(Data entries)

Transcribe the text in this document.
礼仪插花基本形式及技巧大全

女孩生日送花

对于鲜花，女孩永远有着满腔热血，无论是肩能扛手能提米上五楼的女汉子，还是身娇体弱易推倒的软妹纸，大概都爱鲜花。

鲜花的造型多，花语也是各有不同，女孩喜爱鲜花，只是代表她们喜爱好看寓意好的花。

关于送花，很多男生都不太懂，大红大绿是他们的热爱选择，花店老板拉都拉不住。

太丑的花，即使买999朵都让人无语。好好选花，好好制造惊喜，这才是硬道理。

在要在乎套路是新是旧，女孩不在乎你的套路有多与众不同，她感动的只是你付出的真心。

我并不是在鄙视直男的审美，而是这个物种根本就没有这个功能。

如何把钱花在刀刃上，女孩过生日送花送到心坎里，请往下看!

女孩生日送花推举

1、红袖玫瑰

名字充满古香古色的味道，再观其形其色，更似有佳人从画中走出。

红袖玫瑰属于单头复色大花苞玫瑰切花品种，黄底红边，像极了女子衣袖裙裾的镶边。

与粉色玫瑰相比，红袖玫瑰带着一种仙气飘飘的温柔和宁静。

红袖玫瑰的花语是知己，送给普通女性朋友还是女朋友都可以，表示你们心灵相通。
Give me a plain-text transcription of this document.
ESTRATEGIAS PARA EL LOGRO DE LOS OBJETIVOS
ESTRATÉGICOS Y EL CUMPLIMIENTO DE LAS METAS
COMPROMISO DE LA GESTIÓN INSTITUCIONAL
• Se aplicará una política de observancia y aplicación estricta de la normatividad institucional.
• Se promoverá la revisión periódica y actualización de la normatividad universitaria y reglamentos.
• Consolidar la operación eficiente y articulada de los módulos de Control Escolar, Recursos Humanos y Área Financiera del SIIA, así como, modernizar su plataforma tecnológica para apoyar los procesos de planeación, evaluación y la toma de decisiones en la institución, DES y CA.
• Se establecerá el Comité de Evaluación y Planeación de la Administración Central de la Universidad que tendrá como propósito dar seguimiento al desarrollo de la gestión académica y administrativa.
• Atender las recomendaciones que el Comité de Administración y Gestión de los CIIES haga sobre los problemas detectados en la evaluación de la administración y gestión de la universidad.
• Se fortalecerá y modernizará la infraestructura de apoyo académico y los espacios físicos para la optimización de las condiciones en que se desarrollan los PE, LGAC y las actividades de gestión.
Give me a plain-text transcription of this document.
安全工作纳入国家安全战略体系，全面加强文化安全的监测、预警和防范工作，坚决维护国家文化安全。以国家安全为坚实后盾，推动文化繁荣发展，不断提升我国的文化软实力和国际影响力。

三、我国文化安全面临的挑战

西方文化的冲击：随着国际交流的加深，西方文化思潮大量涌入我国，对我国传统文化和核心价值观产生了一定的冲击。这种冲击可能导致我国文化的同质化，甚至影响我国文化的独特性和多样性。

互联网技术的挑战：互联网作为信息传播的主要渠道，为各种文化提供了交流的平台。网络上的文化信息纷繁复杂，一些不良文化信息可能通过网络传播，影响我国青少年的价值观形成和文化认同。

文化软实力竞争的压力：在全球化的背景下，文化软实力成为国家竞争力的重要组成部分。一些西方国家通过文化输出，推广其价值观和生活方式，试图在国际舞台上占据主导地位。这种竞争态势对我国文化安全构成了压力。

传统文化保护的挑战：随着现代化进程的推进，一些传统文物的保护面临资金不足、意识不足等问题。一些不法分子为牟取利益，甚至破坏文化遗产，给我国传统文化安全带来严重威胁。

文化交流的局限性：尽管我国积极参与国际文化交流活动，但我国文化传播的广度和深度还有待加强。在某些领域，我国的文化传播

◆ Task to complete
Every line above that contains the word "como" should be reported.

◆ Solution for this task
• Consolidar la operación eficiente y articulada de los módulos de Control Escolar, Recursos Humanos y Área Financiera del SIIA, así como, modernizar su plataforma tecnológica para apoyar los procesos de planeación, evaluación y la toma de decisiones en la institución, DES y CA.
• Se establecerá el Comité de Evaluación y Planeación de la Administración Central de la Universidad que tendrá como propósito dar seguimiento al desarrollo de la gestión académica y administrativa.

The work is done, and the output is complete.